Identify all lines in the listing that include the word "JSON", and copy them out.

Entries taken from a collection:
━━━━━━━━━━
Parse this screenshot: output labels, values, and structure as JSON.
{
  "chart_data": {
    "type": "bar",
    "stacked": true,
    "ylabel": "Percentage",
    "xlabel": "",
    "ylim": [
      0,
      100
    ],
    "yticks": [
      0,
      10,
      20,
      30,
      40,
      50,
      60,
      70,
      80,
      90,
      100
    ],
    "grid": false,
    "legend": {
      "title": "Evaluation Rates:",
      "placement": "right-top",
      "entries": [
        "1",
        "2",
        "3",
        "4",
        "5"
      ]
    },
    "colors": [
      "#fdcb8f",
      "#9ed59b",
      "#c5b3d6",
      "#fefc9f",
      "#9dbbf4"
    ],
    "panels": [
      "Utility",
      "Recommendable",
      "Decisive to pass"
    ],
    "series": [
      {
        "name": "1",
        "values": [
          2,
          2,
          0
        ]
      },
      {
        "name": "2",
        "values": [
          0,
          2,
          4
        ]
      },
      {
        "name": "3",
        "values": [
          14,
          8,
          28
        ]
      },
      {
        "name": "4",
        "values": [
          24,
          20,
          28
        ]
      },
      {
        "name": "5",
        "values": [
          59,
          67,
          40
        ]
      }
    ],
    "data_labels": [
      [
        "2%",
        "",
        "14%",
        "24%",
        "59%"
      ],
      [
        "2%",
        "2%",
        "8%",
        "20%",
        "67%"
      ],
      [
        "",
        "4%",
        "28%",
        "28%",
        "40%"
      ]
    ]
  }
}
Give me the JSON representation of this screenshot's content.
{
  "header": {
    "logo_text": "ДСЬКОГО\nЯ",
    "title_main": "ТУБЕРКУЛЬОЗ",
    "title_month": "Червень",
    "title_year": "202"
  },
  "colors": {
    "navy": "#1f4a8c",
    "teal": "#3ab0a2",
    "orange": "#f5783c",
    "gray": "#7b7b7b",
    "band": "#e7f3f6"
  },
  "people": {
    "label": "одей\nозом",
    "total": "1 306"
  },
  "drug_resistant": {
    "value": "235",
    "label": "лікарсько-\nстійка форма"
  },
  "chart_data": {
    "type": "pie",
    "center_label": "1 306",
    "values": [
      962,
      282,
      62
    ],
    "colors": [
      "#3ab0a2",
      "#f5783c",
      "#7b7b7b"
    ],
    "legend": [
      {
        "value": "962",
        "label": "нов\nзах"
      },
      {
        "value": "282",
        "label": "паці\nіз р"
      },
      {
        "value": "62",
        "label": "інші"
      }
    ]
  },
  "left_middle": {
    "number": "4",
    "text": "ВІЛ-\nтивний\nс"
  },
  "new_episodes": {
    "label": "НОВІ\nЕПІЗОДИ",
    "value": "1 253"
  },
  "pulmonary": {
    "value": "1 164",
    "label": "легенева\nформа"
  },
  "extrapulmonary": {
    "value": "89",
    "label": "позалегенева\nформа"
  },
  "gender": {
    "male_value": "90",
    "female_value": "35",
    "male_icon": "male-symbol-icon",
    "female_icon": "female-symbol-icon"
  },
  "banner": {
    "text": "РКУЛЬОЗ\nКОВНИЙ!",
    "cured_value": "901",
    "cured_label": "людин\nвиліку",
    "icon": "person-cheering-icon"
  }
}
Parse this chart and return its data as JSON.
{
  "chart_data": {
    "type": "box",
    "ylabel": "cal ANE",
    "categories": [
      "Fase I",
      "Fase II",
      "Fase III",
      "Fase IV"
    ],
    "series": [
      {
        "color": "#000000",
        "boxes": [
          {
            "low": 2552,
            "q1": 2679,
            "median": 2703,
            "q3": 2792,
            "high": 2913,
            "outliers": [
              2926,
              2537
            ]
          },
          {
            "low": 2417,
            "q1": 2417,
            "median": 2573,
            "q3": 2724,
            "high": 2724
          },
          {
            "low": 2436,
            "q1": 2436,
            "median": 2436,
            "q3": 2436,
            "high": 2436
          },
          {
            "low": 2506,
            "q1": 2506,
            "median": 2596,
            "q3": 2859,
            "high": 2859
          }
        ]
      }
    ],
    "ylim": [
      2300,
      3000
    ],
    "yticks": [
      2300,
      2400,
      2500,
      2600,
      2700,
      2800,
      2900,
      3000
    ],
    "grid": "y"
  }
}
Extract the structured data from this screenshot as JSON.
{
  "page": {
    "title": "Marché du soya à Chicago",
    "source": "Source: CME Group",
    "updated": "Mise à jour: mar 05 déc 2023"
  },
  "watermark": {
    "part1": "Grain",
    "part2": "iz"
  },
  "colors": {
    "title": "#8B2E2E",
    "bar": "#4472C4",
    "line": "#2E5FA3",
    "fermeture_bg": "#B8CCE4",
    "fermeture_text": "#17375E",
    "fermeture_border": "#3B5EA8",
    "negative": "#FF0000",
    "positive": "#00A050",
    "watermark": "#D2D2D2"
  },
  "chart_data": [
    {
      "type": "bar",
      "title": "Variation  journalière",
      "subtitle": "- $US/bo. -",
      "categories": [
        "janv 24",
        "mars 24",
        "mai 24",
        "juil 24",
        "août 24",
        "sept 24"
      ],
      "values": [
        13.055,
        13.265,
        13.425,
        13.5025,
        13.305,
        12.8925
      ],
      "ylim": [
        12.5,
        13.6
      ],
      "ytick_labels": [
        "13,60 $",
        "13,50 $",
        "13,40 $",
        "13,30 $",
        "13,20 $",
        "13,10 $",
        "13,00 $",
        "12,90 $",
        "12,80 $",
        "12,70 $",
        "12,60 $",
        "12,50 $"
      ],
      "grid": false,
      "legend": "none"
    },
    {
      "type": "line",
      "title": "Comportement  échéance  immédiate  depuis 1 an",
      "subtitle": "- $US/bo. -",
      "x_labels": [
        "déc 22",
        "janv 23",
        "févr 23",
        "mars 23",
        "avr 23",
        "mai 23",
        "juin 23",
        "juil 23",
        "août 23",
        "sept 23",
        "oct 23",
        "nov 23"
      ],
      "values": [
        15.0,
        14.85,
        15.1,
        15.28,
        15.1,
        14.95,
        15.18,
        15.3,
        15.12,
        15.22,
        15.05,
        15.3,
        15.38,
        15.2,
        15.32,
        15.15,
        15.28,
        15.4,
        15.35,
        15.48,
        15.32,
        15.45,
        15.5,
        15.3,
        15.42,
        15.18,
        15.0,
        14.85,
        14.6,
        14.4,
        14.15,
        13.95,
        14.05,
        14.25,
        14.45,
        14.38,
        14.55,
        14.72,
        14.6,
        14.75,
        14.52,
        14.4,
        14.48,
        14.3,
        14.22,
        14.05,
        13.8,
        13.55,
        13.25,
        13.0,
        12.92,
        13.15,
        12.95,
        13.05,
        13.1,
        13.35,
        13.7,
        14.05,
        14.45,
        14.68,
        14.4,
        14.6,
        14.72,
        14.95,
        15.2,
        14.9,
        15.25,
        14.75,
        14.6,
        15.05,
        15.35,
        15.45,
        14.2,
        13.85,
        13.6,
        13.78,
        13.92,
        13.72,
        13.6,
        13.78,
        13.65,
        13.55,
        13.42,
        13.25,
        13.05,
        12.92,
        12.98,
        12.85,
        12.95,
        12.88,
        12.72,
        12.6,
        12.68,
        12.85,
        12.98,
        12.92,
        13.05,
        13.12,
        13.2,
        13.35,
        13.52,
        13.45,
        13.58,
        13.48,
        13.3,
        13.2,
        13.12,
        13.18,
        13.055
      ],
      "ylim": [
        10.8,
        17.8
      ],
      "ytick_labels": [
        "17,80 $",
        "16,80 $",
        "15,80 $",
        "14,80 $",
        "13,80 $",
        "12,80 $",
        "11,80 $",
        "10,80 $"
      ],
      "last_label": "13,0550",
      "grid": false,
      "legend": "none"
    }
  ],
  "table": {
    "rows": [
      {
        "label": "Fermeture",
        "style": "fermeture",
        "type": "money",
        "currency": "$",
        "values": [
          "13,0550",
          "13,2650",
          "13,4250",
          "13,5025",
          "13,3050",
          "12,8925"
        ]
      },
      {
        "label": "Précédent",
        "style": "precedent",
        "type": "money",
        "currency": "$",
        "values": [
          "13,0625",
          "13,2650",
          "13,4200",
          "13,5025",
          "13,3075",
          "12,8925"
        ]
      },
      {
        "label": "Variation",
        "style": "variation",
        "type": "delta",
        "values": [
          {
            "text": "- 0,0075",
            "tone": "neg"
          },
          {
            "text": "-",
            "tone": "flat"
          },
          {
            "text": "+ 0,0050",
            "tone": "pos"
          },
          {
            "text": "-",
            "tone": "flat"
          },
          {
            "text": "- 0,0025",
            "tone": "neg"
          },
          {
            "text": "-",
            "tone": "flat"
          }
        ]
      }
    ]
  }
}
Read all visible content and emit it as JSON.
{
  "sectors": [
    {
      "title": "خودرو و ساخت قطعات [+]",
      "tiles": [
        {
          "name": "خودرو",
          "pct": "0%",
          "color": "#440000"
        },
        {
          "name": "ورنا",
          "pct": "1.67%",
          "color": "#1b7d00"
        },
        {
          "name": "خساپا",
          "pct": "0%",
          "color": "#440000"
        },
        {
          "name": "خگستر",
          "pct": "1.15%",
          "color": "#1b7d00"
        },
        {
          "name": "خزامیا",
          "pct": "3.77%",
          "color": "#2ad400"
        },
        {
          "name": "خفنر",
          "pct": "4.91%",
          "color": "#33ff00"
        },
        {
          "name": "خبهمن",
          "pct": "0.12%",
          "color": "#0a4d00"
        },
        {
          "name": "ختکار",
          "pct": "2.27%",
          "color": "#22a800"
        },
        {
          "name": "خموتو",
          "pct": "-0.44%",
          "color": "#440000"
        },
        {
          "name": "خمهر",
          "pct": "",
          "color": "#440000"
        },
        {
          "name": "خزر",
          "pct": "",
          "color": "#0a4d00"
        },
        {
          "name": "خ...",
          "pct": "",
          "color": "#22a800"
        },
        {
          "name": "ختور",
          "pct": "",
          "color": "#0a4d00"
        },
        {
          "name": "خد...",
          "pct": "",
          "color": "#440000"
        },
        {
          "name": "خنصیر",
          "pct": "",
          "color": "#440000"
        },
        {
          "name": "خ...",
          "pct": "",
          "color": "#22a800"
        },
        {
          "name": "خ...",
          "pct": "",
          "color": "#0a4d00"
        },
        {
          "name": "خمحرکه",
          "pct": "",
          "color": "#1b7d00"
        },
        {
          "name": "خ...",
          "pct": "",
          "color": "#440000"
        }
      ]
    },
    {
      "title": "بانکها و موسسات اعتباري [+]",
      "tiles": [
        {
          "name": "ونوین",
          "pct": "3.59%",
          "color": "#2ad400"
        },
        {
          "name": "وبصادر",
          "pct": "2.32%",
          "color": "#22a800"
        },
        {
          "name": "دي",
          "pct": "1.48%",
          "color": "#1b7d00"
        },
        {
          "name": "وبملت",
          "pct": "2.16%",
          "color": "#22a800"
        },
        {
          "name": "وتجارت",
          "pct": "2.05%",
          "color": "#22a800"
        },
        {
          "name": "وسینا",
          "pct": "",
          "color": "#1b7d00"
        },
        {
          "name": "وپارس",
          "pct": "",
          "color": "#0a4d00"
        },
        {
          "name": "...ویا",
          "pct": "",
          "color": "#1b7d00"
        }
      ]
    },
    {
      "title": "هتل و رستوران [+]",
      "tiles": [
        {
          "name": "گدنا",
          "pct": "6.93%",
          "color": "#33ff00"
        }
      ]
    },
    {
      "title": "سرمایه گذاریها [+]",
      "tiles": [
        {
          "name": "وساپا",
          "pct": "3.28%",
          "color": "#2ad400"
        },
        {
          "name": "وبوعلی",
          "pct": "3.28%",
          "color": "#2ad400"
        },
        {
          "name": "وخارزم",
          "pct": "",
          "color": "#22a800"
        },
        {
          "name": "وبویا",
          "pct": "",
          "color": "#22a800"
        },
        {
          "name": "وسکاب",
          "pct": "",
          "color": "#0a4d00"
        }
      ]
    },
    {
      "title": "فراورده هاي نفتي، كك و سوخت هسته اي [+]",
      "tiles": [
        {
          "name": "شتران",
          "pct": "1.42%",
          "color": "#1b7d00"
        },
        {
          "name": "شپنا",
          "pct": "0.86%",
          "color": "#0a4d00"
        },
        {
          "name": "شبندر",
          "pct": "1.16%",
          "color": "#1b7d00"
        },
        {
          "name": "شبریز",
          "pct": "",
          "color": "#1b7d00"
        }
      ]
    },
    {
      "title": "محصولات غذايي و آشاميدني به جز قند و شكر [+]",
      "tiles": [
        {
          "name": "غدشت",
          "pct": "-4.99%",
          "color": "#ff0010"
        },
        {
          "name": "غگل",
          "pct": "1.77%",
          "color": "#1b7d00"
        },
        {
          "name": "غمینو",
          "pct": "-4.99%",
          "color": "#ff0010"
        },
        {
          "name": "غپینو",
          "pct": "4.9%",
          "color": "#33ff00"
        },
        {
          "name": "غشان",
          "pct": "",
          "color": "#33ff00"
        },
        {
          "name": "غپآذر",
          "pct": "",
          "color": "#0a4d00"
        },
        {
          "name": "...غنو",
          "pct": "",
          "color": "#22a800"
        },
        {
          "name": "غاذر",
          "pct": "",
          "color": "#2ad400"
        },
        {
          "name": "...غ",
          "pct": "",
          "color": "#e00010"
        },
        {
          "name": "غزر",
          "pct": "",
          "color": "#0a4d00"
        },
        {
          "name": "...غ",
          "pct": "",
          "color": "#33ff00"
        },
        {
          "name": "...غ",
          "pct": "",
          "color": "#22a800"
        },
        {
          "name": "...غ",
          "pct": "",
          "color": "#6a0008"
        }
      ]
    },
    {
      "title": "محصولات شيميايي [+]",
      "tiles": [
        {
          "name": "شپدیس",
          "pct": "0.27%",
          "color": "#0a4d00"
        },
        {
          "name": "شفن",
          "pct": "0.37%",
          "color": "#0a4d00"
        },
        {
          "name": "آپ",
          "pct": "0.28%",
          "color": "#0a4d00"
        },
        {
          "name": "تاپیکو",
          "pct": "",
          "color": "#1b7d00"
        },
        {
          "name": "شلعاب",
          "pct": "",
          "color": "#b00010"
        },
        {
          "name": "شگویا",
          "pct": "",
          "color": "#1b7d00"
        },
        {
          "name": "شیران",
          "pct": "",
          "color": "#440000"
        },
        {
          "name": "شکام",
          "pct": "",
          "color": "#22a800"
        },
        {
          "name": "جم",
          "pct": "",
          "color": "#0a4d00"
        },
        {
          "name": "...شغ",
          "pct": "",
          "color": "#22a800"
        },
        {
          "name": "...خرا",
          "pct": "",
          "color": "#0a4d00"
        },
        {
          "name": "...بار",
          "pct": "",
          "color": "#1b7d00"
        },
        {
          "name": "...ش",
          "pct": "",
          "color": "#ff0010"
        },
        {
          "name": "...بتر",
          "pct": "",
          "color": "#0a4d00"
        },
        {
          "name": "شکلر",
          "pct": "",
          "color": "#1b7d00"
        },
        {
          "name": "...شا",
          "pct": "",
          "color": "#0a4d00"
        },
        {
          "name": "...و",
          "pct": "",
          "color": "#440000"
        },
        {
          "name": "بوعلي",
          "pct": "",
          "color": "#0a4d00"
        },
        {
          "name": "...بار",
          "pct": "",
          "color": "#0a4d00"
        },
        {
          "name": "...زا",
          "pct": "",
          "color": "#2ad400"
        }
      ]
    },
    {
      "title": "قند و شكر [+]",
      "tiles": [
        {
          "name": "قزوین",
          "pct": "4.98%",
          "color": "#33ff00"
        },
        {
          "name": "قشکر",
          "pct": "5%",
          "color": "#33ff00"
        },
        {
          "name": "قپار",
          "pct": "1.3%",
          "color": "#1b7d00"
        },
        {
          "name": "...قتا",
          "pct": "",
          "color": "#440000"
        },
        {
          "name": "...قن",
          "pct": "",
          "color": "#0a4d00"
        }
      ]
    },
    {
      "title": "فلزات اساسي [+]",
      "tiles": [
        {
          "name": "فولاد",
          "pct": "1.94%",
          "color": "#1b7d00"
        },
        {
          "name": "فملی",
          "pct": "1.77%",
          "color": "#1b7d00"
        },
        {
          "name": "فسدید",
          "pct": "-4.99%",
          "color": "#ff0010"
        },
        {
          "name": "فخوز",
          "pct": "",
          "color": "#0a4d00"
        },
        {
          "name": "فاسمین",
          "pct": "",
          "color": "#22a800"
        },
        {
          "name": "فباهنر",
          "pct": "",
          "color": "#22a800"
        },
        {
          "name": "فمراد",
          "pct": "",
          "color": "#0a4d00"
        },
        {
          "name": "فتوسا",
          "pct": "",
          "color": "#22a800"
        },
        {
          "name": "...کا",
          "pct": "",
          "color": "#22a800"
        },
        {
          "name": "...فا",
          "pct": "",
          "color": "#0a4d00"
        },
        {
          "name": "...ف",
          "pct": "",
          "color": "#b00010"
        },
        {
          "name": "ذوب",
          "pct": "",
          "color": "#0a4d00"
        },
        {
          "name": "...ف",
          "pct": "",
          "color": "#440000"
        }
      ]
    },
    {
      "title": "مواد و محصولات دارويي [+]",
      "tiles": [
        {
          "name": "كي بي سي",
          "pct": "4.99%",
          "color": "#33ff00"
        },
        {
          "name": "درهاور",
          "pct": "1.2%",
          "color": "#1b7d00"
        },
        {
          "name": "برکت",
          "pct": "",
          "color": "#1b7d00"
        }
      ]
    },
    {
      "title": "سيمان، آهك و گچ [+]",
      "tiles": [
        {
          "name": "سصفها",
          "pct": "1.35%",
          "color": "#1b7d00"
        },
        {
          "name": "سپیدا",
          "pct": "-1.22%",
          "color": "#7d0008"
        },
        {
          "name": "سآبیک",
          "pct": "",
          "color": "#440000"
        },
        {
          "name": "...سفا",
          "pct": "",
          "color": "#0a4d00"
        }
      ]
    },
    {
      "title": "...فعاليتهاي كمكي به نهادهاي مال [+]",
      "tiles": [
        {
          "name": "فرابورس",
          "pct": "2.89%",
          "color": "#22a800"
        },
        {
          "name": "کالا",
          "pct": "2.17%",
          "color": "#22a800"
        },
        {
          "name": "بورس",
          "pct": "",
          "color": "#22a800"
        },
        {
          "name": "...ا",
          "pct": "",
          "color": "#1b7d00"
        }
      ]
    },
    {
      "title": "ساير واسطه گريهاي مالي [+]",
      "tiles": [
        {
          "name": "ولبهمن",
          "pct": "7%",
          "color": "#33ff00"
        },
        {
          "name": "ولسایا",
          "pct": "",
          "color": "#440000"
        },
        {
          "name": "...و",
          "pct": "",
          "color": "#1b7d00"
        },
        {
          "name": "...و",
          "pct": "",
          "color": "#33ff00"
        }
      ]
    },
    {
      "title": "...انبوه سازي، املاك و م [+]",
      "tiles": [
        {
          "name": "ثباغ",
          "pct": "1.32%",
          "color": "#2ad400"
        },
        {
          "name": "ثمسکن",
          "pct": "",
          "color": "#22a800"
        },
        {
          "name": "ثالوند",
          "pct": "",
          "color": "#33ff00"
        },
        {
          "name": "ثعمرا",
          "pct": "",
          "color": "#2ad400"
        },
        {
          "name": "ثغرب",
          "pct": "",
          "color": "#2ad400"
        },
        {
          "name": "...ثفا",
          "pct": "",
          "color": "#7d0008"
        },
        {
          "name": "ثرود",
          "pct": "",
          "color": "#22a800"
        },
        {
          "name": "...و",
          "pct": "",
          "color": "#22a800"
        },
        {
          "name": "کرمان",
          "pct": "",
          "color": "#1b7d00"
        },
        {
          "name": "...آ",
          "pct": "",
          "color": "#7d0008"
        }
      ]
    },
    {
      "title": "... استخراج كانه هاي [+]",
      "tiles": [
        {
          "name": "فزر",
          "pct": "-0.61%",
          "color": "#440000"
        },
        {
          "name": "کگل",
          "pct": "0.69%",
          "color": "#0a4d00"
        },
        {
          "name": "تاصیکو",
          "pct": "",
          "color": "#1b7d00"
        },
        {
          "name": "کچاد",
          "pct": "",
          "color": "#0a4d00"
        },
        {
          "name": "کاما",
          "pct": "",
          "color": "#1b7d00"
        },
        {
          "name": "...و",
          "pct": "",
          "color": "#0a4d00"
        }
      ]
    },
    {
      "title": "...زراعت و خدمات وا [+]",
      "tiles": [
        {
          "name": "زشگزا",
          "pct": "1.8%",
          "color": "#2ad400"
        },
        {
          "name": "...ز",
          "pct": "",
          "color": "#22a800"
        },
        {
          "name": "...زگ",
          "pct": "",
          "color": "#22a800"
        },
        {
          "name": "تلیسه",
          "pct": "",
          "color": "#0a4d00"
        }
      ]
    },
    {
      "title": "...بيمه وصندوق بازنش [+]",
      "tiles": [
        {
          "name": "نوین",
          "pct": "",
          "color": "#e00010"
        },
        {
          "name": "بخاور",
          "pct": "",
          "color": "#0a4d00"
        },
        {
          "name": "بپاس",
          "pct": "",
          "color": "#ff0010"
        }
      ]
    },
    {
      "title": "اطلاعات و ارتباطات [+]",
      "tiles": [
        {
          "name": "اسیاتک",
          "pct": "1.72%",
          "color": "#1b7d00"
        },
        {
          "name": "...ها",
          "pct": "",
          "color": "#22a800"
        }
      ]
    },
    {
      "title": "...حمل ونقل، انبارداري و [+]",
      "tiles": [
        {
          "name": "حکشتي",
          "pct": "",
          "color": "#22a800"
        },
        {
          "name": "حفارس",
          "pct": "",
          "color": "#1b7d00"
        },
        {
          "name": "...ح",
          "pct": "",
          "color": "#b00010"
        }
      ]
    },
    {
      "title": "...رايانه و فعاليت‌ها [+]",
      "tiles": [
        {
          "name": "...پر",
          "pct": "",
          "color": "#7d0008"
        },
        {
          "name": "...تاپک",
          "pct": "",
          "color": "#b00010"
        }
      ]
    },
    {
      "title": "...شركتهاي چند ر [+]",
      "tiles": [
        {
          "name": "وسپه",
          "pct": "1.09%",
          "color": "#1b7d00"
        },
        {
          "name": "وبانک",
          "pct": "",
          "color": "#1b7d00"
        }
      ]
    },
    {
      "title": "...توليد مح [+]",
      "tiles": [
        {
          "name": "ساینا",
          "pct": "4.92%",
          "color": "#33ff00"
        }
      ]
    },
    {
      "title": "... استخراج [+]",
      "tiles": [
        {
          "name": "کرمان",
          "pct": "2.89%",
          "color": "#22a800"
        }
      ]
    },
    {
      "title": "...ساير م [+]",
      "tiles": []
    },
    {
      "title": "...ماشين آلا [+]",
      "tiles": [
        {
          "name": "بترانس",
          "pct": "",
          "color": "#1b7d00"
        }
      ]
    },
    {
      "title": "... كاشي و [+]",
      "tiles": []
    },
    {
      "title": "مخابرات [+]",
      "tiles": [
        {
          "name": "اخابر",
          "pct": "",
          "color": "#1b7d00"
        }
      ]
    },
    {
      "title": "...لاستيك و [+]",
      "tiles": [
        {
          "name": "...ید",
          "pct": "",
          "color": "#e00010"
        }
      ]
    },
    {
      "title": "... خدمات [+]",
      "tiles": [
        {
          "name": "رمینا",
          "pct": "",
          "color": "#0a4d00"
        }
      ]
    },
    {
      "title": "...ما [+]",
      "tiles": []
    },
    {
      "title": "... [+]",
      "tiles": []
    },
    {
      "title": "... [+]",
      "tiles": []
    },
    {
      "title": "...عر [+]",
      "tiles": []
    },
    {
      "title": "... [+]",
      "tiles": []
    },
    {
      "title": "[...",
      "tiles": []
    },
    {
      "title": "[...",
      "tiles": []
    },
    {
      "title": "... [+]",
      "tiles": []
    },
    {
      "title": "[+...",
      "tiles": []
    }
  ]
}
━━━━━━━━━━
## Output of the exercise
Parse this screenshot: output labels, values, and structure as JSON.
Give me the JSON representation of this screenshot's content.
Parse this chart and return its data as JSON.
Extract the structured data from this screenshot as JSON.
Read all visible content and emit it as JSON.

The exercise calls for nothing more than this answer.